The task:
How many of the lines here include "yesterday"? Answer with a single number.

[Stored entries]
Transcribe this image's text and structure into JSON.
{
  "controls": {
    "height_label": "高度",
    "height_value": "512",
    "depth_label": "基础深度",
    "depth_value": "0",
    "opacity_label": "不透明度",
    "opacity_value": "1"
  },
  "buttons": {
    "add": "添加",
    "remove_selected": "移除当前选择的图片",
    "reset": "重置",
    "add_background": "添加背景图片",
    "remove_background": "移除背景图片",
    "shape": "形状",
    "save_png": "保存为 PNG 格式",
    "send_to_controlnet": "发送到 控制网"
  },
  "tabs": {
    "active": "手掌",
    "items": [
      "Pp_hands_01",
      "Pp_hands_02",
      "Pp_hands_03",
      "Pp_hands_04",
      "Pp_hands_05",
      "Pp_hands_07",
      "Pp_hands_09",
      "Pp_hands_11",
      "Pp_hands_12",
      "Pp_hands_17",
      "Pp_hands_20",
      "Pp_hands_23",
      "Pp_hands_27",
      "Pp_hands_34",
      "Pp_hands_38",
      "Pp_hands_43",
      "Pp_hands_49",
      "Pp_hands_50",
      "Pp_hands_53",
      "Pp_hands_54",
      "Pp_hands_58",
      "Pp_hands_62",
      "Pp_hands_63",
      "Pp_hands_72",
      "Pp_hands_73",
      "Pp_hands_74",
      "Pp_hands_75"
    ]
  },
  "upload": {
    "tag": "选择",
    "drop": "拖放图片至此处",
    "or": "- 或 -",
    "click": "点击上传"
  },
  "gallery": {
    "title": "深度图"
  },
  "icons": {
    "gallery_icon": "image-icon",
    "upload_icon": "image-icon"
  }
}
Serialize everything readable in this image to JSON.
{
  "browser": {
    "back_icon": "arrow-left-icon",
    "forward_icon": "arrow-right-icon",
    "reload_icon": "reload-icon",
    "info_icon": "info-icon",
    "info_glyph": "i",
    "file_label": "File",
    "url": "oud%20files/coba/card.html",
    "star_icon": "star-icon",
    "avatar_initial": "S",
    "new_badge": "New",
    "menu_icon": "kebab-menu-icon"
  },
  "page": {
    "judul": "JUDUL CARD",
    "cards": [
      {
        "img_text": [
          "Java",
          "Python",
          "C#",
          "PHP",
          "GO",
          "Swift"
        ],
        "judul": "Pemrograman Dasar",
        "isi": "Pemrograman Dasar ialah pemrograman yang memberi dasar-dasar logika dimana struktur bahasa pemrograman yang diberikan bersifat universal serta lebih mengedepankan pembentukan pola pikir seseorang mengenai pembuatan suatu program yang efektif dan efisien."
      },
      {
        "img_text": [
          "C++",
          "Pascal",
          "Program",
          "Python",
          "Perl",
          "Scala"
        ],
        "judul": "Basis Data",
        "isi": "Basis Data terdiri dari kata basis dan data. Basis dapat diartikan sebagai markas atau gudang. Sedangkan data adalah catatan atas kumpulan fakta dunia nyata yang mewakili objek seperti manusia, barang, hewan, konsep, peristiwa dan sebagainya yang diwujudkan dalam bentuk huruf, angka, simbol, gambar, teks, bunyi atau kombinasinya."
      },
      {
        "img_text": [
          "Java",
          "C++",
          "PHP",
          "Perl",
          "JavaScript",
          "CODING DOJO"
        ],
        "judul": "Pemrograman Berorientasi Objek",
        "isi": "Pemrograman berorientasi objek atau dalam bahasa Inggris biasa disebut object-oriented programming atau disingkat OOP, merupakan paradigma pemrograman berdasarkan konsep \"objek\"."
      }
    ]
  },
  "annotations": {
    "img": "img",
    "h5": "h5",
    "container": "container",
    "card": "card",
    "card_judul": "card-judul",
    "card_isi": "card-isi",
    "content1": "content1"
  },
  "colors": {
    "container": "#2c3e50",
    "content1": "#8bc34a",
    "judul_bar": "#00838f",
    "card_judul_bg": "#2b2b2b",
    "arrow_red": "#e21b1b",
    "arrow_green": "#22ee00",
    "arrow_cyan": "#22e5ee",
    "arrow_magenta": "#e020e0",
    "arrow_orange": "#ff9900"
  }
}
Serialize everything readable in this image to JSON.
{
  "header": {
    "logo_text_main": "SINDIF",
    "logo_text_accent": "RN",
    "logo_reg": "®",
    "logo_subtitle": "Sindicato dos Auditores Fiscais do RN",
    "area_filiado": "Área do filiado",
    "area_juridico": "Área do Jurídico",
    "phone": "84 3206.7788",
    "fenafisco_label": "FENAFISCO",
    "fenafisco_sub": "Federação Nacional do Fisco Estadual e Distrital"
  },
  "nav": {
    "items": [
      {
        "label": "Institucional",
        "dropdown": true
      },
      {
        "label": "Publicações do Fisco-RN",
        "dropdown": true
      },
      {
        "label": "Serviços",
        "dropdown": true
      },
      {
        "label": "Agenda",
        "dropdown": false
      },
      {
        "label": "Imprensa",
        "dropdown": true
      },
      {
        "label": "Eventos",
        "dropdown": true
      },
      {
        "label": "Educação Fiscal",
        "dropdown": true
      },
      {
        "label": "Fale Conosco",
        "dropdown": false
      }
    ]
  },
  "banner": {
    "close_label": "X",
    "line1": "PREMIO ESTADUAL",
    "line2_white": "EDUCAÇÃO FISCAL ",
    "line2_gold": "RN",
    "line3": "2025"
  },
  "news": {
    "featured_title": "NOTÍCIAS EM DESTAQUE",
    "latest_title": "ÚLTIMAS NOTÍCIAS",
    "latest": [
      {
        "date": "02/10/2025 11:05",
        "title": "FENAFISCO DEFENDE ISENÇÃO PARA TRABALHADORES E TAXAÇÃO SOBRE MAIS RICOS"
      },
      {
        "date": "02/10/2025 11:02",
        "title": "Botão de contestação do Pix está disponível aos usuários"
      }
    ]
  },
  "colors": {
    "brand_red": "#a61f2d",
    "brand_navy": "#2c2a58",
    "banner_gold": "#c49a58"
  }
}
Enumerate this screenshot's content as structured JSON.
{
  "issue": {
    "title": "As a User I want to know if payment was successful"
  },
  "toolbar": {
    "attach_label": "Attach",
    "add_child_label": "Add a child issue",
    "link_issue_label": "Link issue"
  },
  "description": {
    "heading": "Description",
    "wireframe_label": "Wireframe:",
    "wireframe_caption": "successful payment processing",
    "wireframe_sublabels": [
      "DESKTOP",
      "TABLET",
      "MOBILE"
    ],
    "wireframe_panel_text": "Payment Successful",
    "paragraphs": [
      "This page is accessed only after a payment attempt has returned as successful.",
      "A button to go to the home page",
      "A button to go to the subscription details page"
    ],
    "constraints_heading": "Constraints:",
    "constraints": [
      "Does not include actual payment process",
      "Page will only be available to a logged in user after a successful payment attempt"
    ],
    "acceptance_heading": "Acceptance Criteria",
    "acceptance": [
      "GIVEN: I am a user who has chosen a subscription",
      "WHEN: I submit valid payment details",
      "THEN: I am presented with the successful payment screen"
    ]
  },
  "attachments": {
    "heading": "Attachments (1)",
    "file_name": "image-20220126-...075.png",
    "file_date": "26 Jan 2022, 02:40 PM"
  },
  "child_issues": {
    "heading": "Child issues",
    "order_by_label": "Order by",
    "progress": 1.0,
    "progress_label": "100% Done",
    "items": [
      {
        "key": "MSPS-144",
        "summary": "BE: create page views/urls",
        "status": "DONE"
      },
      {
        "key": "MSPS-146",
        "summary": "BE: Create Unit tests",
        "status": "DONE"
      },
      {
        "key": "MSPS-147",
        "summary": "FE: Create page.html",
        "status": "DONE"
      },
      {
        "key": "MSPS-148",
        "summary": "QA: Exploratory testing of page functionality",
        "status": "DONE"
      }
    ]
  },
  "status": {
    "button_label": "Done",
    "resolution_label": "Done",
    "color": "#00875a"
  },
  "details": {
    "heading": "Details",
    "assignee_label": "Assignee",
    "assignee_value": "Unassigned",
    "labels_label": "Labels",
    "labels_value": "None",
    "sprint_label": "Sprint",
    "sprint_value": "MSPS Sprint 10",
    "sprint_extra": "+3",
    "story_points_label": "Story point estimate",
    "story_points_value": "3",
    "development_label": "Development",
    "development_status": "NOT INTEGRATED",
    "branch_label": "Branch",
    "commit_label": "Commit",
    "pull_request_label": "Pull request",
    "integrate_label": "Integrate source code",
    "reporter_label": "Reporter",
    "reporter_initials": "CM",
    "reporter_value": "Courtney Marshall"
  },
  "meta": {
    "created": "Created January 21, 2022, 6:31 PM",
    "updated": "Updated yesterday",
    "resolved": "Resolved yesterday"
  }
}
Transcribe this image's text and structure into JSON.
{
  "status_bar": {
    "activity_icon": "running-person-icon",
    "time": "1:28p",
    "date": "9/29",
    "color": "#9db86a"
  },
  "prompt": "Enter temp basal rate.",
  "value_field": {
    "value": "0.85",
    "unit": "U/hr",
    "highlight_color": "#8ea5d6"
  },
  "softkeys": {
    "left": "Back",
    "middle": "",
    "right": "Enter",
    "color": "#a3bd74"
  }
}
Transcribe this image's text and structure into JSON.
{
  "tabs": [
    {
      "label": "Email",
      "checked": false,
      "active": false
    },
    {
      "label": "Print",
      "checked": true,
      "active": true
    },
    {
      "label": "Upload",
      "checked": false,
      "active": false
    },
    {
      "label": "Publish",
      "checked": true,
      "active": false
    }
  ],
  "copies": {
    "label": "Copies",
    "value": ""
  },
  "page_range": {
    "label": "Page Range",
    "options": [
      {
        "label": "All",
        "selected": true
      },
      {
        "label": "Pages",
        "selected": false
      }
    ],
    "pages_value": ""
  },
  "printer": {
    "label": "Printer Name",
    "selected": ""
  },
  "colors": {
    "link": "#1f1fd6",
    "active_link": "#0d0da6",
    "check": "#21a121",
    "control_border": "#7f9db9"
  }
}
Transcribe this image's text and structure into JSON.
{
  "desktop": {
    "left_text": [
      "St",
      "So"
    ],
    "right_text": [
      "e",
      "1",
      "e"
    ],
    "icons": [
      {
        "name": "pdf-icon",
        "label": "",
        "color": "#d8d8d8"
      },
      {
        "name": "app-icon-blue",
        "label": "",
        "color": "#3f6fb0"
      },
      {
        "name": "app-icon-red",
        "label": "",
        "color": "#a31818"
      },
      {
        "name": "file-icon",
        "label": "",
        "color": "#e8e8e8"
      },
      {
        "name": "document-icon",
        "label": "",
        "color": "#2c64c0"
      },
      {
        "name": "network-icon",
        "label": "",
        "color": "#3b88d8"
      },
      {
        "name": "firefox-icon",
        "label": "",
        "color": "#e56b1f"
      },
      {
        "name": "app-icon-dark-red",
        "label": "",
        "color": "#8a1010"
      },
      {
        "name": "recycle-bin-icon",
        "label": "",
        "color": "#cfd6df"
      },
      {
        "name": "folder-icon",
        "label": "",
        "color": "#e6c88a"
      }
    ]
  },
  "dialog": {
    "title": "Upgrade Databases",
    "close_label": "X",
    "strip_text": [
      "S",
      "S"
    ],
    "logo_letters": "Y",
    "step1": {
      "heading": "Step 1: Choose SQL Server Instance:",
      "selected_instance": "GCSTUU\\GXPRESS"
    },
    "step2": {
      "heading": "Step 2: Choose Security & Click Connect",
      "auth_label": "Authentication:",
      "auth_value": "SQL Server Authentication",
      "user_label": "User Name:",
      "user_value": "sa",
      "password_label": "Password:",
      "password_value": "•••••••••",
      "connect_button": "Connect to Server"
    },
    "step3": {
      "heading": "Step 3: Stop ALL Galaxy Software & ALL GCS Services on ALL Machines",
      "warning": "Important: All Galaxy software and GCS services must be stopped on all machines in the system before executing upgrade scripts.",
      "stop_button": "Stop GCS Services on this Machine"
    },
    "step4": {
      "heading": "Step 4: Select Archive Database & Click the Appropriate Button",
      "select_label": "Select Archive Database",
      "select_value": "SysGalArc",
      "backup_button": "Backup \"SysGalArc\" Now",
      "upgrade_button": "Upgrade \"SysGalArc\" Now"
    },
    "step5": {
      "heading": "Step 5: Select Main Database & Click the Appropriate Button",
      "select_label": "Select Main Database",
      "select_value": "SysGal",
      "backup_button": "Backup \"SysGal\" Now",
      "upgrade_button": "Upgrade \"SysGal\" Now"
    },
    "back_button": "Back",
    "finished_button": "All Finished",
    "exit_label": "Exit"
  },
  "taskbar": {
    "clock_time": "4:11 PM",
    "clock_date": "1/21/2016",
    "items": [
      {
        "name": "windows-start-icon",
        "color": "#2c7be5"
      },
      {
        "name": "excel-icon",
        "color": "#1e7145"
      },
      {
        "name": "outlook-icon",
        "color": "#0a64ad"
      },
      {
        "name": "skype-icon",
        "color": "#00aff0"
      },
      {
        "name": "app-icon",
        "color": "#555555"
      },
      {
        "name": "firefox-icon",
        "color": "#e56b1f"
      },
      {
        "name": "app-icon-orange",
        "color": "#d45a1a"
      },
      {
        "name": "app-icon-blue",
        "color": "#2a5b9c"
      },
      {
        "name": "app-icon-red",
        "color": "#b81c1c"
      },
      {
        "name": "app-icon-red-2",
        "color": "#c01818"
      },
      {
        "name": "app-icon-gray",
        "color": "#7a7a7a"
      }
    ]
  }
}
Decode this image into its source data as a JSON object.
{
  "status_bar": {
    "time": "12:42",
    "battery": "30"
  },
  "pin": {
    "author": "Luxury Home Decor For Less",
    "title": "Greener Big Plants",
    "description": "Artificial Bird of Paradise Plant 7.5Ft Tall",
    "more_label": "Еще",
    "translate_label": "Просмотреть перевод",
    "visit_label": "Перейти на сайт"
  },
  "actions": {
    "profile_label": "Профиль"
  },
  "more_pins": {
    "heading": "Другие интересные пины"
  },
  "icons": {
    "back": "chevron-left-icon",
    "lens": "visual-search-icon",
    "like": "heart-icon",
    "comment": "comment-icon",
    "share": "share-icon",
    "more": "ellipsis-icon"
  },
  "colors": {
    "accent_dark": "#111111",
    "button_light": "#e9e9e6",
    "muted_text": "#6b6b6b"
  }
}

Full output:
2